# START OF ENTRIES PROVIDED

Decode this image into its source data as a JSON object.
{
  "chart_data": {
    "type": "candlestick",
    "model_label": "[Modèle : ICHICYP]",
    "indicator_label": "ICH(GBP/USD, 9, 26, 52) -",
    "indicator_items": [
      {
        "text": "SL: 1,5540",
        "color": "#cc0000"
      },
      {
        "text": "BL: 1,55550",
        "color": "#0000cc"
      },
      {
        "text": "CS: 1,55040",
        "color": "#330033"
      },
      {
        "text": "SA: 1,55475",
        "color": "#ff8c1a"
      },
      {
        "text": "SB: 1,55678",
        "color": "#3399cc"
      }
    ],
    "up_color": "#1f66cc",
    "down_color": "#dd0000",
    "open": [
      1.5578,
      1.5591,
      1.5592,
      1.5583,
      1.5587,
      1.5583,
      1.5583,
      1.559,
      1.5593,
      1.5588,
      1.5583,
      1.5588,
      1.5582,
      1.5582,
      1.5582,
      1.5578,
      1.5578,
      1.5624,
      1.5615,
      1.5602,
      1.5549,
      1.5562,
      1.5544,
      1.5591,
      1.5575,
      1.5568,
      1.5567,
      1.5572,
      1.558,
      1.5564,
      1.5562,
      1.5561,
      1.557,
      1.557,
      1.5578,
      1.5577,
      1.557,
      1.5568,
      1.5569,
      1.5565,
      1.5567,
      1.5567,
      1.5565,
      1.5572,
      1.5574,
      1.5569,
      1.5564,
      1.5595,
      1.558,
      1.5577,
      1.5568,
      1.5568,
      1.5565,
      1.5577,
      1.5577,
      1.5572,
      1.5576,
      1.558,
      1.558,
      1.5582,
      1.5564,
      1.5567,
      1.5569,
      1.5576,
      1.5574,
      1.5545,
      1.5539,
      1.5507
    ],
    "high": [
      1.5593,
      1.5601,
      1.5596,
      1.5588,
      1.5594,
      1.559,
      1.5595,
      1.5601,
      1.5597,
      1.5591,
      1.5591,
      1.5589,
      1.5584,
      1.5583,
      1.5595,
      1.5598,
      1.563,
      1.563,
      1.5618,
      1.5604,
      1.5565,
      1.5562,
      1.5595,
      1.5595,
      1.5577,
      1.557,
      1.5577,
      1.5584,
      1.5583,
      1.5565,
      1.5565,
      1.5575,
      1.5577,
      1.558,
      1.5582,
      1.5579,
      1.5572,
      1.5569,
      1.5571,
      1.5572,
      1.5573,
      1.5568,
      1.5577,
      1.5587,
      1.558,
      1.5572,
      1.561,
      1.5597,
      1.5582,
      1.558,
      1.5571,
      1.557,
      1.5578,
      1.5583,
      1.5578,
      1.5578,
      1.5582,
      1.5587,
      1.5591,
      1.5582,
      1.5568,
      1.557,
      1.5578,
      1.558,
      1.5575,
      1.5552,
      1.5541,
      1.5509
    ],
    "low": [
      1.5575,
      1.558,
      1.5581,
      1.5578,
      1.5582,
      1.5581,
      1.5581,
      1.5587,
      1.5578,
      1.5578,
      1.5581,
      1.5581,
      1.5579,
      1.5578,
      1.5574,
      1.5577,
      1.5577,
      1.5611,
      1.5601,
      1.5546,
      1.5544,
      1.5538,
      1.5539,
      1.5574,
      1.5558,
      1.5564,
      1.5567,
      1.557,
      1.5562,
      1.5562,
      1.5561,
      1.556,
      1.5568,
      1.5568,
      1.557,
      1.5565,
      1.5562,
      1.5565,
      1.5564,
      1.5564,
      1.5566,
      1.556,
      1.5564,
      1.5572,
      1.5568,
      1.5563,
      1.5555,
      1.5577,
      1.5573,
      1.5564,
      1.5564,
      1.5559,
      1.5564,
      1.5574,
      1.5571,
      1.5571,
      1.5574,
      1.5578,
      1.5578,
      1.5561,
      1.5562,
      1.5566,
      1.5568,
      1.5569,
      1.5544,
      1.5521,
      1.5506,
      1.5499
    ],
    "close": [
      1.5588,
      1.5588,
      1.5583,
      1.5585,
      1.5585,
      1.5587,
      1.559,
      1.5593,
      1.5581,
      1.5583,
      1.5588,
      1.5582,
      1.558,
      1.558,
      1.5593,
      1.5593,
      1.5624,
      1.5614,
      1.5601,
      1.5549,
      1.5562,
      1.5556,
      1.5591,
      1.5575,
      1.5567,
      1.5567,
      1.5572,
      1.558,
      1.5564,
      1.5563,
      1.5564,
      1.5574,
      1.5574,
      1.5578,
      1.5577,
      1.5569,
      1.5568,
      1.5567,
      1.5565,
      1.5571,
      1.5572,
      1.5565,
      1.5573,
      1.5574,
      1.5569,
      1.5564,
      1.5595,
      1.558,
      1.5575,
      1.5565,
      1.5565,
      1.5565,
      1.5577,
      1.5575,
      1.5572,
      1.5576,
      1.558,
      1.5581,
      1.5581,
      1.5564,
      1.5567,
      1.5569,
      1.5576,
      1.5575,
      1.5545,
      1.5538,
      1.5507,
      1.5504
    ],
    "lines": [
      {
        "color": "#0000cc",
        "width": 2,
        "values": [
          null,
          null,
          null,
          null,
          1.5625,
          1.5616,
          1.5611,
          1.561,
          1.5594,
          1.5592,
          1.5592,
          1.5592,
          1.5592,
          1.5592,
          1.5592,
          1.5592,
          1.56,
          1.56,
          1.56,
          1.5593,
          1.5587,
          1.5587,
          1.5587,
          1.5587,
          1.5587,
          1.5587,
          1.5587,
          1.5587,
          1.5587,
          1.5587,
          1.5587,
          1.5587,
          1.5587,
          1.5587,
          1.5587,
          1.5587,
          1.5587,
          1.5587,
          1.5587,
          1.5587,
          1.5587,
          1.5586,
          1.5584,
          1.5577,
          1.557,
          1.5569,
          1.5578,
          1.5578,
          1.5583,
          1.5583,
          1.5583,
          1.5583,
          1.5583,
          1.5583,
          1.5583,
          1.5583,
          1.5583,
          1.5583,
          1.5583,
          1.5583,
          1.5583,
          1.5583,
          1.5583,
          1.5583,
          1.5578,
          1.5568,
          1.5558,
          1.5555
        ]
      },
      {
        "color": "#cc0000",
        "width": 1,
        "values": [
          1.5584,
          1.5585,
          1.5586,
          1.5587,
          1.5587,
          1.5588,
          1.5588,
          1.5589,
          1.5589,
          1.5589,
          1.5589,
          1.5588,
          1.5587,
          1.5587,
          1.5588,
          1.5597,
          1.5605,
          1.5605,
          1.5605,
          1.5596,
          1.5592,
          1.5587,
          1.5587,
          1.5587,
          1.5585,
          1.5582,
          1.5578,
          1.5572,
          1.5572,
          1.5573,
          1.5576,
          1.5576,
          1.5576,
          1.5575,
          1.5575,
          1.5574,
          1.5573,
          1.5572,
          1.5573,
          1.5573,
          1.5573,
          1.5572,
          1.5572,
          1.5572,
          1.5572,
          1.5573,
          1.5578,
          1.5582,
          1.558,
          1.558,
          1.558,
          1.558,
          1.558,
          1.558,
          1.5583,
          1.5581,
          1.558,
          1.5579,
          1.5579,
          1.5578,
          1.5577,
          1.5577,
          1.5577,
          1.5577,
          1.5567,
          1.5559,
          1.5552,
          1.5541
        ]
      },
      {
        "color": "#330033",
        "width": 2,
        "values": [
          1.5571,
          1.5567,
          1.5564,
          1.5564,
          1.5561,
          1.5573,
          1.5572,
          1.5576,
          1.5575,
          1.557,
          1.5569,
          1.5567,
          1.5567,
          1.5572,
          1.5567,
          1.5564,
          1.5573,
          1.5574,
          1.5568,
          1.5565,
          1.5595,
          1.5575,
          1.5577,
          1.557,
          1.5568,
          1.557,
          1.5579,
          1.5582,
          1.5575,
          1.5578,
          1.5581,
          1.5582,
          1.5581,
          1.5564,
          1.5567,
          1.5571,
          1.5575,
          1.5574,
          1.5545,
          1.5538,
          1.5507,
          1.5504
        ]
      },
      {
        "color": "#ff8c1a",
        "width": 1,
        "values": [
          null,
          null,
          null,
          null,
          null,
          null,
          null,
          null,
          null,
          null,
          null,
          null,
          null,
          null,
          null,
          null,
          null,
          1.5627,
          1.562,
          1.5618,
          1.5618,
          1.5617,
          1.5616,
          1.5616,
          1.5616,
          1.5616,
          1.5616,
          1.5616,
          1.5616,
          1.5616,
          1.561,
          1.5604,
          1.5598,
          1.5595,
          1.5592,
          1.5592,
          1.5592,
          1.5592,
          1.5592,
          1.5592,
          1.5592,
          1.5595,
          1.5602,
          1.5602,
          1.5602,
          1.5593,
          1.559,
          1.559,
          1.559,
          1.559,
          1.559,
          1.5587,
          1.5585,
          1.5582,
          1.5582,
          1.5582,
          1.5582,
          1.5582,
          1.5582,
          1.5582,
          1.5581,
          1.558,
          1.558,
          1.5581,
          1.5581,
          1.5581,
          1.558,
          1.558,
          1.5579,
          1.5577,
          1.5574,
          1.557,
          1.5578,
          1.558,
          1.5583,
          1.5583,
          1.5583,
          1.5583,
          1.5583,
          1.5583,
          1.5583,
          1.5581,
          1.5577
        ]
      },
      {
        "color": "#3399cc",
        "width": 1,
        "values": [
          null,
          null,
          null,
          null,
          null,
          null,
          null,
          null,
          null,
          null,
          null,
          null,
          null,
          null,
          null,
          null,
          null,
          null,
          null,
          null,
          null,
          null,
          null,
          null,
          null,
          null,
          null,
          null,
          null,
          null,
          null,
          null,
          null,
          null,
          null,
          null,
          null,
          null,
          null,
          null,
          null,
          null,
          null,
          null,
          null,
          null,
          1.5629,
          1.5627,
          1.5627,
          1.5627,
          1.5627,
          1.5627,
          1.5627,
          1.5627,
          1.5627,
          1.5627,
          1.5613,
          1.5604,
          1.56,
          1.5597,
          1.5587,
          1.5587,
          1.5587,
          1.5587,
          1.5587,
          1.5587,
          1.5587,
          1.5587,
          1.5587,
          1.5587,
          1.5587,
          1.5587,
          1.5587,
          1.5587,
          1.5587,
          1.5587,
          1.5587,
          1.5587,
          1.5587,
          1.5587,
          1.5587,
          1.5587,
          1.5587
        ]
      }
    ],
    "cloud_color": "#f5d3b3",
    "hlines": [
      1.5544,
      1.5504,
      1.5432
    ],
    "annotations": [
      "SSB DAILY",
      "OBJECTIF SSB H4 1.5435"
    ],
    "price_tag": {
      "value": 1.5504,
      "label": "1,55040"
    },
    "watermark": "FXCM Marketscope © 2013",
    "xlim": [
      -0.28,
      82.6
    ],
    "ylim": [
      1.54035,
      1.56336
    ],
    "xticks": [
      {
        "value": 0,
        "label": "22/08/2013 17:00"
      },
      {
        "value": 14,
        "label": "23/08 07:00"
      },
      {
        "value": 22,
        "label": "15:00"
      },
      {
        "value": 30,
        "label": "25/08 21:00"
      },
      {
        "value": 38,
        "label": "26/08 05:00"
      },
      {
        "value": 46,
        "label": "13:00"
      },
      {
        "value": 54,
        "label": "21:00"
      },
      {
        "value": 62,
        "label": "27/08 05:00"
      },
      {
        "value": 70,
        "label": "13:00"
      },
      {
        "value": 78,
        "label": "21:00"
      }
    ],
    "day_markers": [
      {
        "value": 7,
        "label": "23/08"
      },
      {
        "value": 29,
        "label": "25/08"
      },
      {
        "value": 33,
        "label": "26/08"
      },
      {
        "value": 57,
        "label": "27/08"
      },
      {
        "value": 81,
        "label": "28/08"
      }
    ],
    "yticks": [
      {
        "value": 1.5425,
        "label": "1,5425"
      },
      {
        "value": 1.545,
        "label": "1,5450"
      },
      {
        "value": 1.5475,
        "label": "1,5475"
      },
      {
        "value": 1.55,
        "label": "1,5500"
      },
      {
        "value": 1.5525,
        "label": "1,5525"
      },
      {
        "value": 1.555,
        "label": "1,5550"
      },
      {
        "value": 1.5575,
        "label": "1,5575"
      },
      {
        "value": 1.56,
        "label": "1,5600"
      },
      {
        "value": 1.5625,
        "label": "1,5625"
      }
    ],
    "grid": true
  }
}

# END OF ENTRIES PROVIDED

_WHAT THIS TASK INVOLVES_
Copy every line of the records above that holds the word "text".

_PROBLEM SOLUTION_
        "text": "SL: 1,5540",
        "text": "BL: 1,55550",
        "text": "CS: 1,55040",
        "text": "SA: 1,55475",
        "text": "SB: 1,55678",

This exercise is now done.